- [Task statement] Write the entries below out again exactly; any picture in them stays out.

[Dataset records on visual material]
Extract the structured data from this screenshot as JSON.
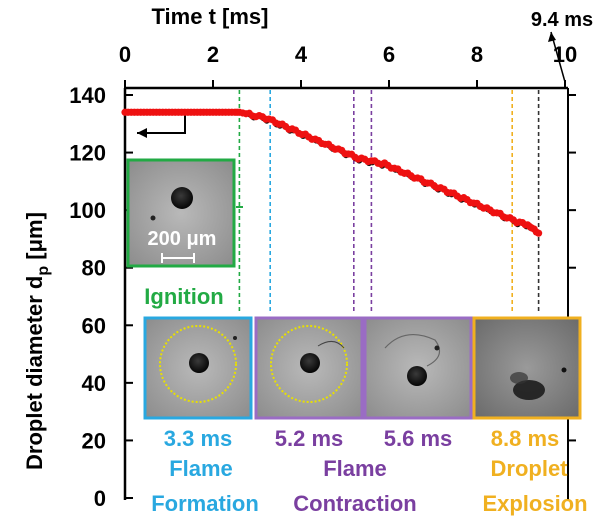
{
  "chart_data": {
    "type": "scatter",
    "title": "",
    "x_axis": {
      "label": "Time t [ms]",
      "position": "top",
      "range": [
        0,
        10
      ],
      "ticks": [
        0,
        2,
        4,
        6,
        8,
        10
      ],
      "tick_labels": [
        "0",
        "2",
        "4",
        "6",
        "8",
        "10"
      ]
    },
    "y_axis": {
      "label_main": "Droplet diameter d",
      "label_sub": "p",
      "label_unit": " [μm]",
      "range": [
        0,
        140
      ],
      "ticks": [
        0,
        20,
        40,
        60,
        80,
        100,
        120,
        140
      ],
      "tick_labels": [
        "0",
        "20",
        "40",
        "60",
        "80",
        "100",
        "120",
        "140"
      ]
    },
    "grid": false,
    "series": [
      {
        "color": "#ee1111",
        "marker": "filled-circle",
        "x": [
          0,
          0.5,
          1.0,
          1.5,
          2.0,
          2.5,
          2.6,
          2.9,
          3.2,
          3.5,
          3.8,
          4.1,
          4.4,
          4.7,
          5.0,
          5.3,
          5.6,
          5.9,
          6.2,
          6.5,
          6.8,
          7.1,
          7.4,
          7.7,
          8.0,
          8.3,
          8.6,
          8.9,
          9.1,
          9.2,
          9.3,
          9.4
        ],
        "y": [
          134,
          134,
          134,
          134,
          134,
          134,
          134,
          133,
          132,
          130,
          128,
          126,
          124,
          122,
          120,
          118,
          117,
          116,
          114,
          112,
          110,
          108,
          106,
          104,
          102,
          100,
          98,
          96,
          95,
          94,
          93,
          92
        ]
      }
    ],
    "event_lines": [
      {
        "t": 2.6,
        "color": "#22aa44"
      },
      {
        "t": 3.3,
        "color": "#29a8e0"
      },
      {
        "t": 5.2,
        "color": "#7a3fa0"
      },
      {
        "t": 5.6,
        "color": "#7a3fa0"
      },
      {
        "t": 8.8,
        "color": "#f0b020"
      },
      {
        "t": 9.4,
        "color": "#333333"
      }
    ],
    "annotations": {
      "end_time": "9.4 ms",
      "scale_bar": "200 μm",
      "ignition": {
        "label": "Ignition",
        "color": "#22aa44"
      },
      "events": [
        {
          "time": "3.3 ms",
          "line1": "Flame",
          "line2": "Formation",
          "color": "#29a8e0",
          "frame_color": "#29a8e0",
          "ring": true,
          "ring_color": "#e8e000"
        },
        {
          "time": "5.2 ms",
          "line1": "Flame",
          "line2": "Contraction",
          "color": "#7a3fa0",
          "frame_color": "#9a6cc4",
          "ring": true,
          "ring_color": "#e8e000"
        },
        {
          "time": "5.6 ms",
          "line1": "",
          "line2": "",
          "color": "#7a3fa0",
          "frame_color": "#9a6cc4",
          "ring": false
        },
        {
          "time": "8.8 ms",
          "line1": "Droplet",
          "line2": "Explosion",
          "color": "#f0b020",
          "frame_color": "#f0b020",
          "ring": false
        }
      ]
    }
  }
}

- [Answer in full]
Extract the structured data from this screenshot as JSON.
{
  "chart_data": {
    "type": "scatter",
    "title": "",
    "x_axis": {
      "label": "Time t [ms]",
      "position": "top",
      "range": [
        0,
        10
      ],
      "ticks": [
        0,
        2,
        4,
        6,
        8,
        10
      ],
      "tick_labels": [
        "0",
        "2",
        "4",
        "6",
        "8",
        "10"
      ]
    },
    "y_axis": {
      "label_main": "Droplet diameter d",
      "label_sub": "p",
      "label_unit": " [μm]",
      "range": [
        0,
        140
      ],
      "ticks": [
        0,
        20,
        40,
        60,
        80,
        100,
        120,
        140
      ],
      "tick_labels": [
        "0",
        "20",
        "40",
        "60",
        "80",
        "100",
        "120",
        "140"
      ]
    },
    "grid": false,
    "series": [
      {
        "color": "#ee1111",
        "marker": "filled-circle",
        "x": [
          0,
          0.5,
          1.0,
          1.5,
          2.0,
          2.5,
          2.6,
          2.9,
          3.2,
          3.5,
          3.8,
          4.1,
          4.4,
          4.7,
          5.0,
          5.3,
          5.6,
          5.9,
          6.2,
          6.5,
          6.8,
          7.1,
          7.4,
          7.7,
          8.0,
          8.3,
          8.6,
          8.9,
          9.1,
          9.2,
          9.3,
          9.4
        ],
        "y": [
          134,
          134,
          134,
          134,
          134,
          134,
          134,
          133,
          132,
          130,
          128,
          126,
          124,
          122,
          120,
          118,
          117,
          116,
          114,
          112,
          110,
          108,
          106,
          104,
          102,
          100,
          98,
          96,
          95,
          94,
          93,
          92
        ]
      }
    ],
    "event_lines": [
      {
        "t": 2.6,
        "color": "#22aa44"
      },
      {
        "t": 3.3,
        "color": "#29a8e0"
      },
      {
        "t": 5.2,
        "color": "#7a3fa0"
      },
      {
        "t": 5.6,
        "color": "#7a3fa0"
      },
      {
        "t": 8.8,
        "color": "#f0b020"
      },
      {
        "t": 9.4,
        "color": "#333333"
      }
    ],
    "annotations": {
      "end_time": "9.4 ms",
      "scale_bar": "200 μm",
      "ignition": {
        "label": "Ignition",
        "color": "#22aa44"
      },
      "events": [
        {
          "time": "3.3 ms",
          "line1": "Flame",
          "line2": "Formation",
          "color": "#29a8e0",
          "frame_color": "#29a8e0",
          "ring": true,
          "ring_color": "#e8e000"
        },
        {
          "time": "5.2 ms",
          "line1": "Flame",
          "line2": "Contraction",
          "color": "#7a3fa0",
          "frame_color": "#9a6cc4",
          "ring": true,
          "ring_color": "#e8e000"
        },
        {
          "time": "5.6 ms",
          "line1": "",
          "line2": "",
          "color": "#7a3fa0",
          "frame_color": "#9a6cc4",
          "ring": false
        },
        {
          "time": "8.8 ms",
          "line1": "Droplet",
          "line2": "Explosion",
          "color": "#f0b020",
          "frame_color": "#f0b020",
          "ring": false
        }
      ]
    }
  }
}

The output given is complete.